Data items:

-*-

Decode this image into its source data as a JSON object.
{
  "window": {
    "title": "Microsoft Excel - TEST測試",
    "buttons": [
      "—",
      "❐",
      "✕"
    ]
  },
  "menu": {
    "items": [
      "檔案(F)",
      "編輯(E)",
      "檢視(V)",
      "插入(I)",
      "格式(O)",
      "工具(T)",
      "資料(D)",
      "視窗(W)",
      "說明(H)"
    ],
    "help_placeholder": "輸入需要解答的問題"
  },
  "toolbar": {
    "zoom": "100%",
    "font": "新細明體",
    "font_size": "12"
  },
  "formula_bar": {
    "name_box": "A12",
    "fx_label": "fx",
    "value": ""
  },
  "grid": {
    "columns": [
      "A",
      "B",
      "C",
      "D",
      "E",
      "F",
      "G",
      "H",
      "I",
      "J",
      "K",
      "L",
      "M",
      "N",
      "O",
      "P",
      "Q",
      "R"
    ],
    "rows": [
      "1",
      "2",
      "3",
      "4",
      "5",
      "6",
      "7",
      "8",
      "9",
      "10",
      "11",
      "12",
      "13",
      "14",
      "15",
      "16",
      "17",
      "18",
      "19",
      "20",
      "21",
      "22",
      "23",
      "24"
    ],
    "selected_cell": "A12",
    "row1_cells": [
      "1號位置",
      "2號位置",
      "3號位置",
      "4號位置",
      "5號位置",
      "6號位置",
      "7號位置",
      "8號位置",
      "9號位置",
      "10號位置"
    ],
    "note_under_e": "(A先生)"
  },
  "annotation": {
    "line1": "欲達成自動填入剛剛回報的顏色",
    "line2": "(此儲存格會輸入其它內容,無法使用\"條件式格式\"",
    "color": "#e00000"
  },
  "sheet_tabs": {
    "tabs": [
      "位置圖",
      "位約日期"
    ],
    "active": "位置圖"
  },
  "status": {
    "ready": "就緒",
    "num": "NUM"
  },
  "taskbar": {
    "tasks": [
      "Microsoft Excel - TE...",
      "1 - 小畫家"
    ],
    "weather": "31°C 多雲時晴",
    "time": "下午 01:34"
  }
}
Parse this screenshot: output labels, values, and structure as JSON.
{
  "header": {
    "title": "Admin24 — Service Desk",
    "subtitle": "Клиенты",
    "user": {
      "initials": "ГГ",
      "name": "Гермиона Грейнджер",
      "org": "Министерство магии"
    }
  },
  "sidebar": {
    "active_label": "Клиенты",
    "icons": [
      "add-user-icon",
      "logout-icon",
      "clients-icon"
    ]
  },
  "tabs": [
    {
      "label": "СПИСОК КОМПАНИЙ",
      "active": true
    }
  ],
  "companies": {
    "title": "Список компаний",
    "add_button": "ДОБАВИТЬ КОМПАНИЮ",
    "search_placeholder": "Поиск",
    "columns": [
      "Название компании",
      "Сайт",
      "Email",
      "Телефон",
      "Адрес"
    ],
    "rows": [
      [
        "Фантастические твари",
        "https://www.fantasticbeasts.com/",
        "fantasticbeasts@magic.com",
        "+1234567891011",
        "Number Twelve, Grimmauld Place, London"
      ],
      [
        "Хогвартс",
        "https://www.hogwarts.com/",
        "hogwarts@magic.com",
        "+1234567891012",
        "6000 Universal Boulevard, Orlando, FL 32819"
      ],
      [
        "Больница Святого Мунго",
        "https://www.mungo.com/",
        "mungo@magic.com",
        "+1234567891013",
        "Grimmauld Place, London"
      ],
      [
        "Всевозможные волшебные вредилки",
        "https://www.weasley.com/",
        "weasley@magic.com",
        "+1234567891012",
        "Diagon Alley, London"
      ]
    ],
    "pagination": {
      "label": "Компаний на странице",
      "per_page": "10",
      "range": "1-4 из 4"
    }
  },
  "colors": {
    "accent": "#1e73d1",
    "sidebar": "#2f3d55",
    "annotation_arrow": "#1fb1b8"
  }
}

-*-

PROBLEM STATEMENT: Set out the complete listing exactly as shown.

SOLUTION FOR THIS TASK:
Decode this image into its source data as a JSON object.
{
  "window": {
    "title": "Microsoft Excel - TEST測試",
    "buttons": [
      "—",
      "❐",
      "✕"
    ]
  },
  "menu": {
    "items": [
      "檔案(F)",
      "編輯(E)",
      "檢視(V)",
      "插入(I)",
      "格式(O)",
      "工具(T)",
      "資料(D)",
      "視窗(W)",
      "說明(H)"
    ],
    "help_placeholder": "輸入需要解答的問題"
  },
  "toolbar": {
    "zoom": "100%",
    "font": "新細明體",
    "font_size": "12"
  },
  "formula_bar": {
    "name_box": "A12",
    "fx_label": "fx",
    "value": ""
  },
  "grid": {
    "columns": [
      "A",
      "B",
      "C",
      "D",
      "E",
      "F",
      "G",
      "H",
      "I",
      "J",
      "K",
      "L",
      "M",
      "N",
      "O",
      "P",
      "Q",
      "R"
    ],
    "rows": [
      "1",
      "2",
      "3",
      "4",
      "5",
      "6",
      "7",
      "8",
      "9",
      "10",
      "11",
      "12",
      "13",
      "14",
      "15",
      "16",
      "17",
      "18",
      "19",
      "20",
      "21",
      "22",
      "23",
      "24"
    ],
    "selected_cell": "A12",
    "row1_cells": [
      "1號位置",
      "2號位置",
      "3號位置",
      "4號位置",
      "5號位置",
      "6號位置",
      "7號位置",
      "8號位置",
      "9號位置",
      "10號位置"
    ],
    "note_under_e": "(A先生)"
  },
  "annotation": {
    "line1": "欲達成自動填入剛剛回報的顏色",
    "line2": "(此儲存格會輸入其它內容,無法使用\"條件式格式\"",
    "color": "#e00000"
  },
  "sheet_tabs": {
    "tabs": [
      "位置圖",
      "位約日期"
    ],
    "active": "位置圖"
  },
  "status": {
    "ready": "就緒",
    "num": "NUM"
  },
  "taskbar": {
    "tasks": [
      "Microsoft Excel - TE...",
      "1 - 小畫家"
    ],
    "weather": "31°C 多雲時晴",
    "time": "下午 01:34"
  }
}
Parse this screenshot: output labels, values, and structure as JSON.
{
  "header": {
    "title": "Admin24 — Service Desk",
    "subtitle": "Клиенты",
    "user": {
      "initials": "ГГ",
      "name": "Гермиона Грейнджер",
      "org": "Министерство магии"
    }
  },
  "sidebar": {
    "active_label": "Клиенты",
    "icons": [
      "add-user-icon",
      "logout-icon",
      "clients-icon"
    ]
  },
  "tabs": [
    {
      "label": "СПИСОК КОМПАНИЙ",
      "active": true
    }
  ],
  "companies": {
    "title": "Список компаний",
    "add_button": "ДОБАВИТЬ КОМПАНИЮ",
    "search_placeholder": "Поиск",
    "columns": [
      "Название компании",
      "Сайт",
      "Email",
      "Телефон",
      "Адрес"
    ],
    "rows": [
      [
        "Фантастические твари",
        "https://www.fantasticbeasts.com/",
        "fantasticbeasts@magic.com",
        "+1234567891011",
        "Number Twelve, Grimmauld Place, London"
      ],
      [
        "Хогвартс",
        "https://www.hogwarts.com/",
        "hogwarts@magic.com",
        "+1234567891012",
        "6000 Universal Boulevard, Orlando, FL 32819"
      ],
      [
        "Больница Святого Мунго",
        "https://www.mungo.com/",
        "mungo@magic.com",
        "+1234567891013",
        "Grimmauld Place, London"
      ],
      [
        "Всевозможные волшебные вредилки",
        "https://www.weasley.com/",
        "weasley@magic.com",
        "+1234567891012",
        "Diagon Alley, London"
      ]
    ],
    "pagination": {
      "label": "Компаний на странице",
      "per_page": "10",
      "range": "1-4 из 4"
    }
  },
  "colors": {
    "accent": "#1e73d1",
    "sidebar": "#2f3d55",
    "annotation_arrow": "#1fb1b8"
  }
}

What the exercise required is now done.